WORK TO COMPLETE –
Go through the entries below and pick out every line with "legend".

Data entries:
^^^^

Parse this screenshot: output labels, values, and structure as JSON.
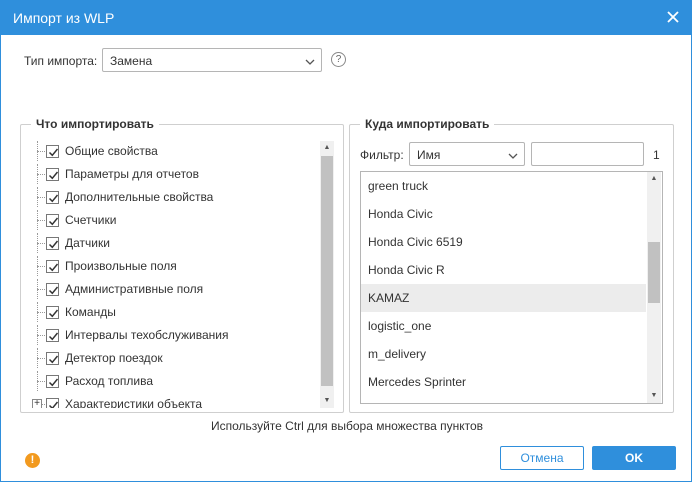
{
  "window": {
    "title": "Импорт из WLP"
  },
  "import_type": {
    "label": "Тип импорта:",
    "value": "Замена"
  },
  "what_group": {
    "legend": "Что импортировать",
    "items": [
      {
        "label": "Общие свойства",
        "checked": true
      },
      {
        "label": "Параметры для отчетов",
        "checked": true
      },
      {
        "label": "Дополнительные свойства",
        "checked": true
      },
      {
        "label": "Счетчики",
        "checked": true
      },
      {
        "label": "Датчики",
        "checked": true
      },
      {
        "label": "Произвольные поля",
        "checked": true
      },
      {
        "label": "Административные поля",
        "checked": true
      },
      {
        "label": "Команды",
        "checked": true
      },
      {
        "label": "Интервалы техобслуживания",
        "checked": true
      },
      {
        "label": "Детектор поездок",
        "checked": true
      },
      {
        "label": "Расход топлива",
        "checked": true
      },
      {
        "label": "Характеристики объекта",
        "checked": true,
        "expandable": true
      }
    ]
  },
  "where_group": {
    "legend": "Куда импортировать",
    "filter_label": "Фильтр:",
    "filter_field": "Имя",
    "filter_value": "",
    "count": "1",
    "objects": [
      {
        "name": "green truck",
        "selected": false
      },
      {
        "name": "Honda Civic",
        "selected": false
      },
      {
        "name": "Honda Civic 6519",
        "selected": false
      },
      {
        "name": "Honda Civic R",
        "selected": false
      },
      {
        "name": "KAMAZ",
        "selected": true
      },
      {
        "name": "logistic_one",
        "selected": false
      },
      {
        "name": "m_delivery",
        "selected": false
      },
      {
        "name": "Mercedes Sprinter",
        "selected": false
      }
    ]
  },
  "hint": "Используйте Ctrl для выбора множества пунктов",
  "buttons": {
    "cancel": "Отмена",
    "ok": "OK"
  },
  "colors": {
    "accent": "#2f8fdc",
    "warning": "#f29a1f",
    "selected_row": "#ececec"
  }
}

^^^^

TASK OUTPUT –
    "legend": "Что импортировать",
    "legend": "Куда импортировать",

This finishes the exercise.